Excerpt from a dataset
========================================================================
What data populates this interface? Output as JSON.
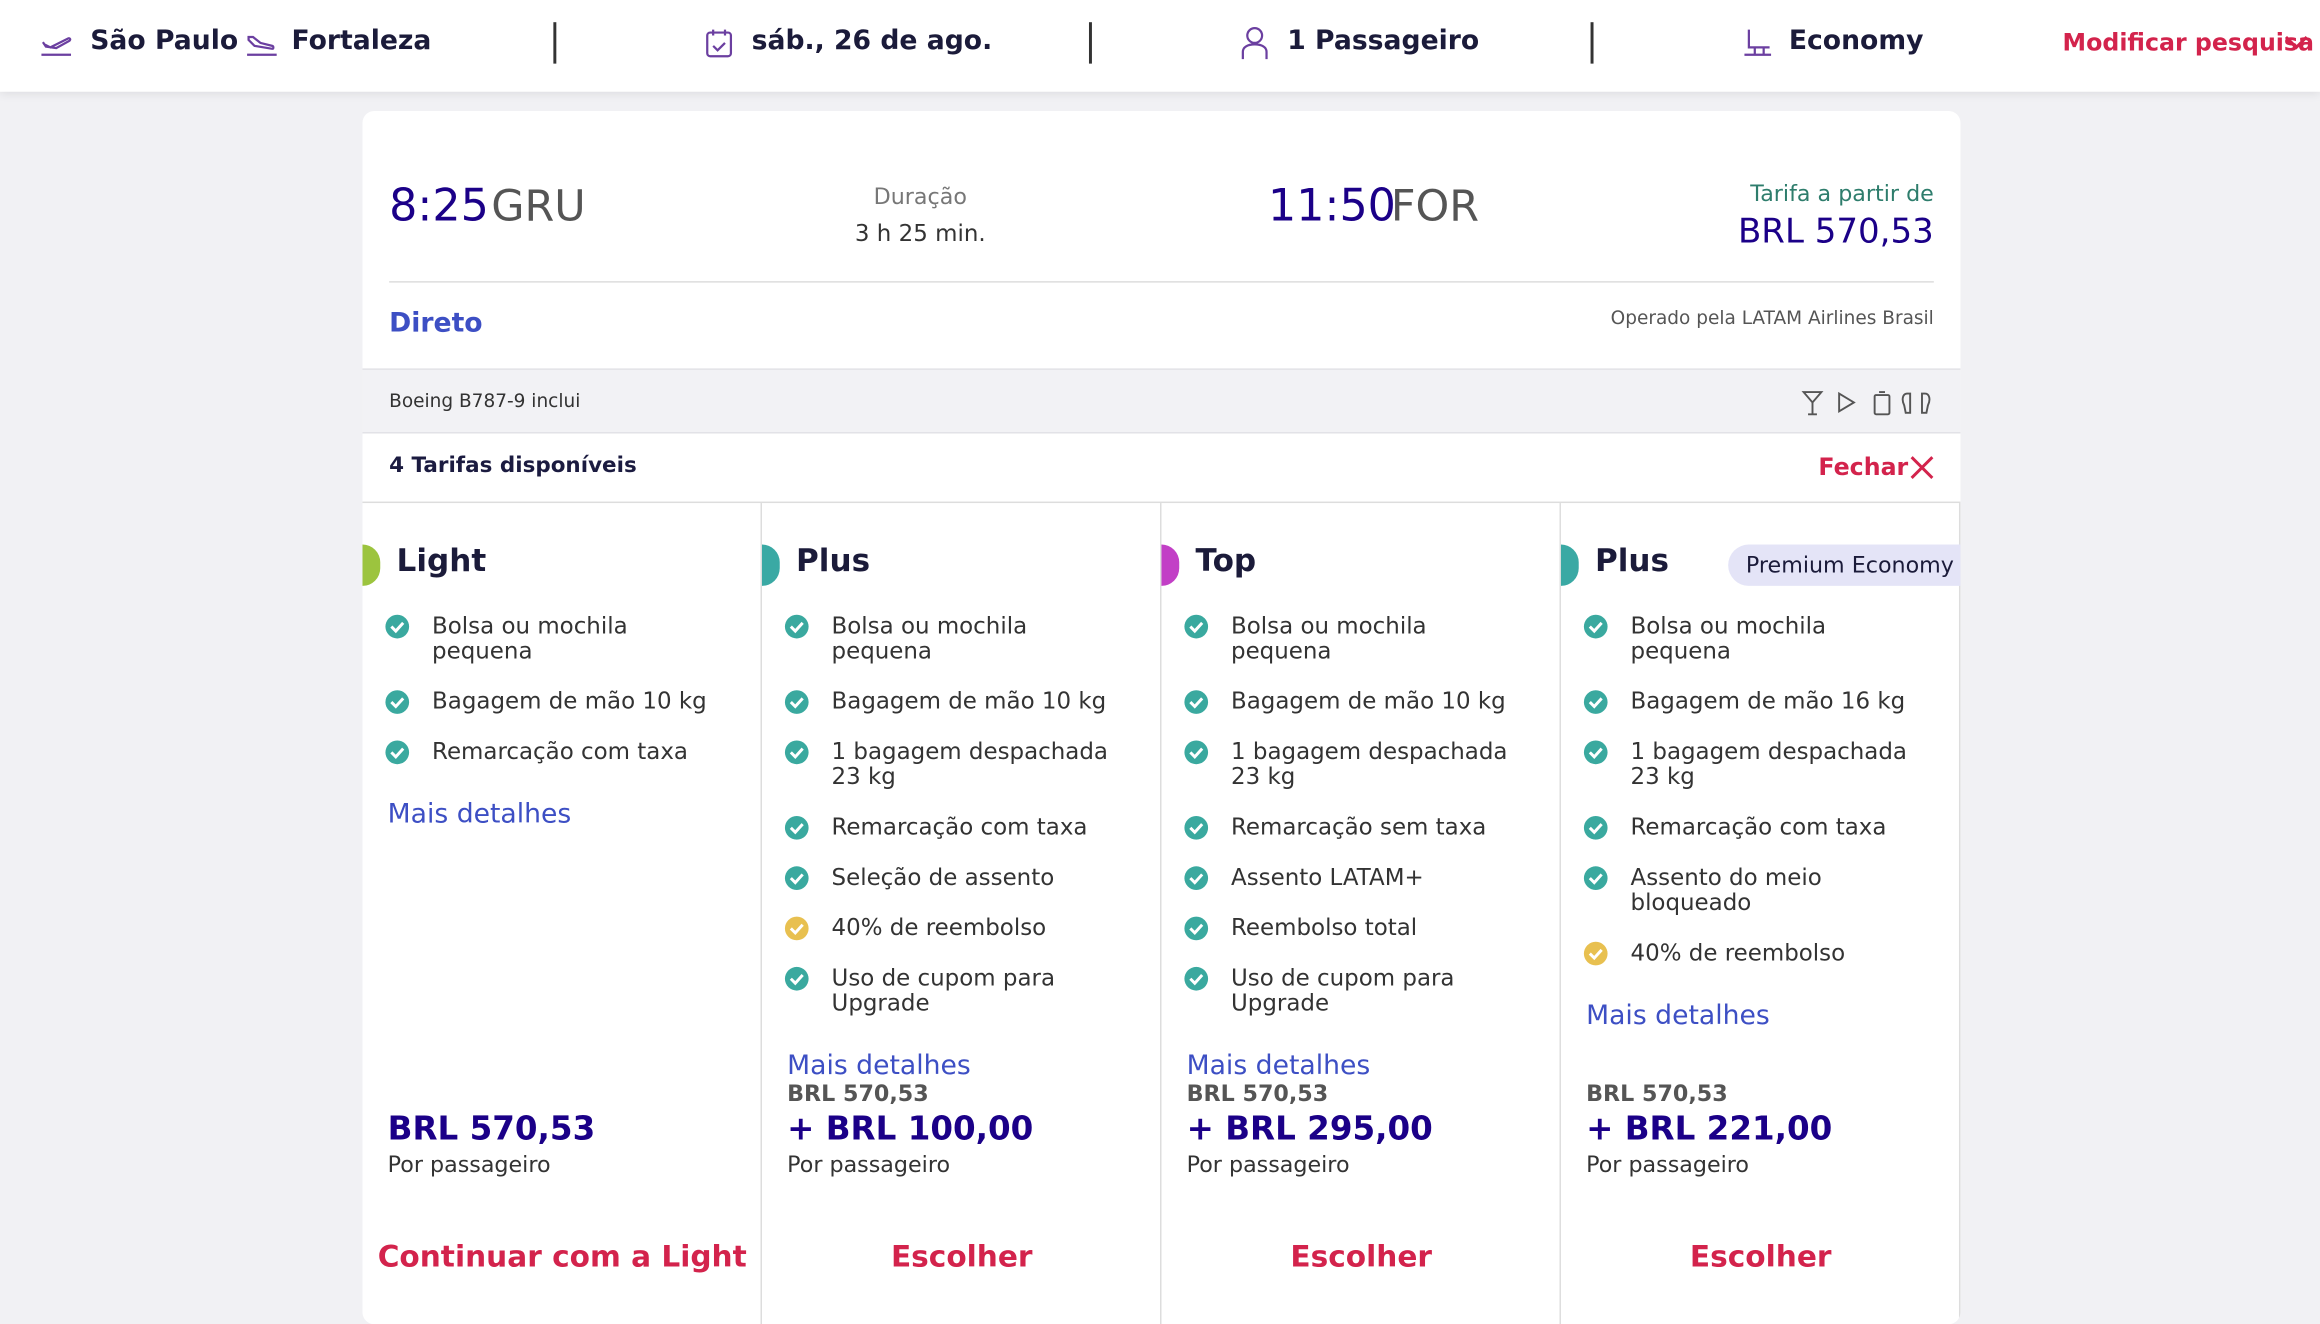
{
  "header": {
    "origin": "São Paulo",
    "destination": "Fortaleza",
    "date": "sáb., 26 de ago.",
    "passengers": "1 Passageiro",
    "cabin": "Economy",
    "modify": "Modificar pesquisa"
  },
  "flight": {
    "departure_time": "8:25",
    "departure_airport": "GRU",
    "duration_label": "Duração",
    "duration": "3 h 25 min.",
    "arrival_time": "11:50",
    "arrival_airport": "FOR",
    "fare_from_label": "Tarifa a partir de",
    "fare_from": "BRL 570,53",
    "stops": "Direto",
    "operator": "Operado pela LATAM Airlines Brasil",
    "aircraft": "Boeing B787-9 inclui"
  },
  "fares_header": {
    "count": "4 Tarifas disponíveis",
    "close": "Fechar"
  },
  "fares": [
    {
      "name": "Light",
      "color": "#9cc43e",
      "features": [
        {
          "text": "Bolsa ou mochila pequena",
          "icon_color": "#3aa99f"
        },
        {
          "text": "Bagagem de mão 10 kg",
          "icon_color": "#3aa99f"
        },
        {
          "text": "Remarcação com taxa",
          "icon_color": "#3aa99f"
        }
      ],
      "details": "Mais detalhes",
      "price": "BRL 570,53",
      "per": "Por passageiro",
      "action": "Continuar com a Light"
    },
    {
      "name": "Plus",
      "color": "#3aa9a4",
      "features": [
        {
          "text": "Bolsa ou mochila pequena",
          "icon_color": "#3aa99f"
        },
        {
          "text": "Bagagem de mão 10 kg",
          "icon_color": "#3aa99f"
        },
        {
          "text": "1 bagagem despachada 23 kg",
          "icon_color": "#3aa99f"
        },
        {
          "text": "Remarcação com taxa",
          "icon_color": "#3aa99f"
        },
        {
          "text": "Seleção de assento",
          "icon_color": "#3aa99f"
        },
        {
          "text": "40% de reembolso",
          "icon_color": "#e8c050"
        },
        {
          "text": "Uso de cupom para Upgrade",
          "icon_color": "#3aa99f"
        }
      ],
      "details": "Mais detalhes",
      "base_price": "BRL 570,53",
      "price": "+ BRL 100,00",
      "per": "Por passageiro",
      "action": "Escolher"
    },
    {
      "name": "Top",
      "color": "#c23fc6",
      "features": [
        {
          "text": "Bolsa ou mochila pequena",
          "icon_color": "#3aa99f"
        },
        {
          "text": "Bagagem de mão 10 kg",
          "icon_color": "#3aa99f"
        },
        {
          "text": "1 bagagem despachada 23 kg",
          "icon_color": "#3aa99f"
        },
        {
          "text": "Remarcação sem taxa",
          "icon_color": "#3aa99f"
        },
        {
          "text": "Assento LATAM+",
          "icon_color": "#3aa99f"
        },
        {
          "text": "Reembolso total",
          "icon_color": "#3aa99f"
        },
        {
          "text": "Uso de cupom para Upgrade",
          "icon_color": "#3aa99f"
        }
      ],
      "details": "Mais detalhes",
      "base_price": "BRL 570,53",
      "price": "+ BRL 295,00",
      "per": "Por passageiro",
      "action": "Escolher"
    },
    {
      "name": "Plus",
      "color": "#3aa9a4",
      "badge": "Premium Economy",
      "features": [
        {
          "text": "Bolsa ou mochila pequena",
          "icon_color": "#3aa99f"
        },
        {
          "text": "Bagagem de mão 16 kg",
          "icon_color": "#3aa99f"
        },
        {
          "text": "1 bagagem despachada 23 kg",
          "icon_color": "#3aa99f"
        },
        {
          "text": "Remarcação com taxa",
          "icon_color": "#3aa99f"
        },
        {
          "text": "Assento do meio bloqueado",
          "icon_color": "#3aa99f"
        },
        {
          "text": "40% de reembolso",
          "icon_color": "#e8c050"
        }
      ],
      "details": "Mais detalhes",
      "base_price": "BRL 570,53",
      "price": "+ BRL 221,00",
      "per": "Por passageiro",
      "action": "Escolher"
    }
  ]
}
========================================================================
EXERCISE DIRECTIONS — Leave out the pictures and output the rest of the material exactly as written.

CORRECT RESPONSE —
What data populates this interface? Output as JSON.
{
  "header": {
    "origin": "São Paulo",
    "destination": "Fortaleza",
    "date": "sáb., 26 de ago.",
    "passengers": "1 Passageiro",
    "cabin": "Economy",
    "modify": "Modificar pesquisa"
  },
  "flight": {
    "departure_time": "8:25",
    "departure_airport": "GRU",
    "duration_label": "Duração",
    "duration": "3 h 25 min.",
    "arrival_time": "11:50",
    "arrival_airport": "FOR",
    "fare_from_label": "Tarifa a partir de",
    "fare_from": "BRL 570,53",
    "stops": "Direto",
    "operator": "Operado pela LATAM Airlines Brasil",
    "aircraft": "Boeing B787-9 inclui"
  },
  "fares_header": {
    "count": "4 Tarifas disponíveis",
    "close": "Fechar"
  },
  "fares": [
    {
      "name": "Light",
      "color": "#9cc43e",
      "features": [
        {
          "text": "Bolsa ou mochila pequena",
          "icon_color": "#3aa99f"
        },
        {
          "text": "Bagagem de mão 10 kg",
          "icon_color": "#3aa99f"
        },
        {
          "text": "Remarcação com taxa",
          "icon_color": "#3aa99f"
        }
      ],
      "details": "Mais detalhes",
      "price": "BRL 570,53",
      "per": "Por passageiro",
      "action": "Continuar com a Light"
    },
    {
      "name": "Plus",
      "color": "#3aa9a4",
      "features": [
        {
          "text": "Bolsa ou mochila pequena",
          "icon_color": "#3aa99f"
        },
        {
          "text": "Bagagem de mão 10 kg",
          "icon_color": "#3aa99f"
        },
        {
          "text": "1 bagagem despachada 23 kg",
          "icon_color": "#3aa99f"
        },
        {
          "text": "Remarcação com taxa",
          "icon_color": "#3aa99f"
        },
        {
          "text": "Seleção de assento",
          "icon_color": "#3aa99f"
        },
        {
          "text": "40% de reembolso",
          "icon_color": "#e8c050"
        },
        {
          "text": "Uso de cupom para Upgrade",
          "icon_color": "#3aa99f"
        }
      ],
      "details": "Mais detalhes",
      "base_price": "BRL 570,53",
      "price": "+ BRL 100,00",
      "per": "Por passageiro",
      "action": "Escolher"
    },
    {
      "name": "Top",
      "color": "#c23fc6",
      "features": [
        {
          "text": "Bolsa ou mochila pequena",
          "icon_color": "#3aa99f"
        },
        {
          "text": "Bagagem de mão 10 kg",
          "icon_color": "#3aa99f"
        },
        {
          "text": "1 bagagem despachada 23 kg",
          "icon_color": "#3aa99f"
        },
        {
          "text": "Remarcação sem taxa",
          "icon_color": "#3aa99f"
        },
        {
          "text": "Assento LATAM+",
          "icon_color": "#3aa99f"
        },
        {
          "text": "Reembolso total",
          "icon_color": "#3aa99f"
        },
        {
          "text": "Uso de cupom para Upgrade",
          "icon_color": "#3aa99f"
        }
      ],
      "details": "Mais detalhes",
      "base_price": "BRL 570,53",
      "price": "+ BRL 295,00",
      "per": "Por passageiro",
      "action": "Escolher"
    },
    {
      "name": "Plus",
      "color": "#3aa9a4",
      "badge": "Premium Economy",
      "features": [
        {
          "text": "Bolsa ou mochila pequena",
          "icon_color": "#3aa99f"
        },
        {
          "text": "Bagagem de mão 16 kg",
          "icon_color": "#3aa99f"
        },
        {
          "text": "1 bagagem despachada 23 kg",
          "icon_color": "#3aa99f"
        },
        {
          "text": "Remarcação com taxa",
          "icon_color": "#3aa99f"
        },
        {
          "text": "Assento do meio bloqueado",
          "icon_color": "#3aa99f"
        },
        {
          "text": "40% de reembolso",
          "icon_color": "#e8c050"
        }
      ],
      "details": "Mais detalhes",
      "base_price": "BRL 570,53",
      "price": "+ BRL 221,00",
      "per": "Por passageiro",
      "action": "Escolher"
    }
  ]
}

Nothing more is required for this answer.